Document transcription data:
-------
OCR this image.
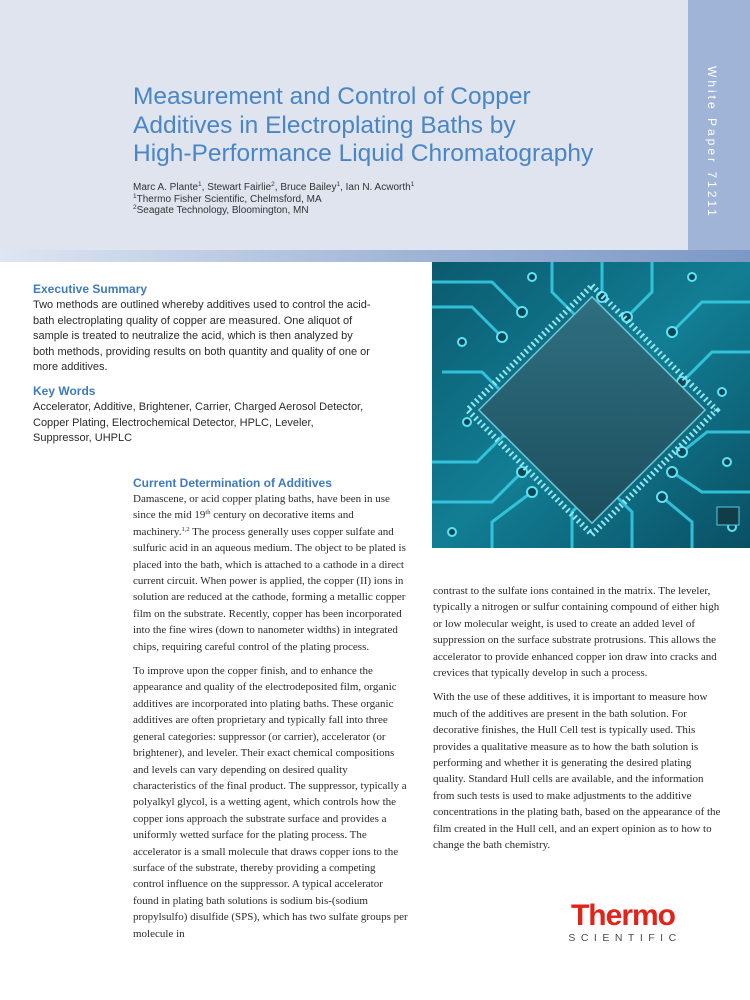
White Paper 71211
Measurement and Control of Copper
Additives in Electroplating Baths by
High-Performance Liquid Chromatography
Marc A. Plante$^1$, Stewart Fairlie$^2$, Bruce Bailey$^1$, Ian N. Acworth$^1$
$^1$Thermo Fisher Scientific, Chelmsford, MA
$^2$Seagate Technology, Bloomington, MN
Executive Summary

Two methods are outlined whereby additives used to control the acid-bath electroplating quality of copper are measured. One aliquot of sample is treated to neutralize the acid, which is then analyzed by both methods, providing results on both quantity and quality of one or more additives.

Key Words

Accelerator, Additive, Brightener, Carrier, Charged Aerosol Detector, Copper Plating, Electrochemical Detector, HPLC, Leveler, Suppressor, UHPLC

Current Determination of Additives

Damascene, or acid copper plating baths, have been in use since the mid 19th century on decorative items and machinery.$^{1,2}$ The process generally uses copper sulfate and sulfuric acid in an aqueous medium. The object to be plated is placed into the bath, which is attached to a cathode in a direct current circuit. When power is applied, the copper (II) ions in solution are reduced at the cathode, forming a metallic copper film on the substrate. Recently, copper has been incorporated into the fine wires (down to nanometer widths) in integrated chips, requiring careful control of the plating process.

To improve upon the copper finish, and to enhance the appearance and quality of the electrodeposited film, organic additives are incorporated into plating baths. These organic additives are often proprietary and typically fall into three general categories: suppressor (or carrier), accelerator (or brightener), and leveler. Their exact chemical compositions and levels can vary depending on desired quality characteristics of the final product. The suppressor, typically a polyalkyl glycol, is a wetting agent, which controls how the copper ions approach the substrate surface and provides a uniformly wetted surface for the plating process. The accelerator is a small molecule that draws copper ions to the surface of the substrate, thereby providing a competing control influence on the suppressor. A typical accelerator found in plating bath solutions is sodium bis-(sodium propylsulfo) disulfide (SPS), which has two sulfate groups per molecule in

contrast to the sulfate ions contained in the matrix. The leveler, typically a nitrogen or sulfur containing compound of either high or low molecular weight, is used to create an added level of suppression on the surface substrate protrusions. This allows the accelerator to provide enhanced copper ion draw into cracks and crevices that typically develop in such a process.

With the use of these additives, it is important to measure how much of the additives are present in the bath solution. For decorative finishes, the Hull Cell test is typically used. This provides a qualitative measure as to how the bath solution is performing and whether it is generating the desired plating quality. Standard Hull cells are available, and the information from such tests is used to make adjustments to the additive concentrations in the plating bath, based on the appearance of the film created in the Hull cell, and an expert opinion as to how to change the bath chemistry.

Thermo
SCIENTIFIC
-------
### [Problem requirements]
In the copy, include no pictures; transcribe every record above verbatim.

### [Answer box]
OCR this image.
White Paper 71211
Measurement and Control of Copper
Additives in Electroplating Baths by
High-Performance Liquid Chromatography
Marc A. Plante$^1$, Stewart Fairlie$^2$, Bruce Bailey$^1$, Ian N. Acworth$^1$
$^1$Thermo Fisher Scientific, Chelmsford, MA
$^2$Seagate Technology, Bloomington, MN
Executive Summary

Two methods are outlined whereby additives used to control the acid-bath electroplating quality of copper are measured. One aliquot of sample is treated to neutralize the acid, which is then analyzed by both methods, providing results on both quantity and quality of one or more additives.

Key Words

Accelerator, Additive, Brightener, Carrier, Charged Aerosol Detector, Copper Plating, Electrochemical Detector, HPLC, Leveler, Suppressor, UHPLC

Current Determination of Additives

Damascene, or acid copper plating baths, have been in use since the mid 19th century on decorative items and machinery.$^{1,2}$ The process generally uses copper sulfate and sulfuric acid in an aqueous medium. The object to be plated is placed into the bath, which is attached to a cathode in a direct current circuit. When power is applied, the copper (II) ions in solution are reduced at the cathode, forming a metallic copper film on the substrate. Recently, copper has been incorporated into the fine wires (down to nanometer widths) in integrated chips, requiring careful control of the plating process.

To improve upon the copper finish, and to enhance the appearance and quality of the electrodeposited film, organic additives are incorporated into plating baths. These organic additives are often proprietary and typically fall into three general categories: suppressor (or carrier), accelerator (or brightener), and leveler. Their exact chemical compositions and levels can vary depending on desired quality characteristics of the final product. The suppressor, typically a polyalkyl glycol, is a wetting agent, which controls how the copper ions approach the substrate surface and provides a uniformly wetted surface for the plating process. The accelerator is a small molecule that draws copper ions to the surface of the substrate, thereby providing a competing control influence on the suppressor. A typical accelerator found in plating bath solutions is sodium bis-(sodium propylsulfo) disulfide (SPS), which has two sulfate groups per molecule in

contrast to the sulfate ions contained in the matrix. The leveler, typically a nitrogen or sulfur containing compound of either high or low molecular weight, is used to create an added level of suppression on the surface substrate protrusions. This allows the accelerator to provide enhanced copper ion draw into cracks and crevices that typically develop in such a process.

With the use of these additives, it is important to measure how much of the additives are present in the bath solution. For decorative finishes, the Hull Cell test is typically used. This provides a qualitative measure as to how the bath solution is performing and whether it is generating the desired plating quality. Standard Hull cells are available, and the information from such tests is used to make adjustments to the additive concentrations in the plating bath, based on the appearance of the film created in the Hull cell, and an expert opinion as to how to change the bath chemistry.

Thermo
SCIENTIFIC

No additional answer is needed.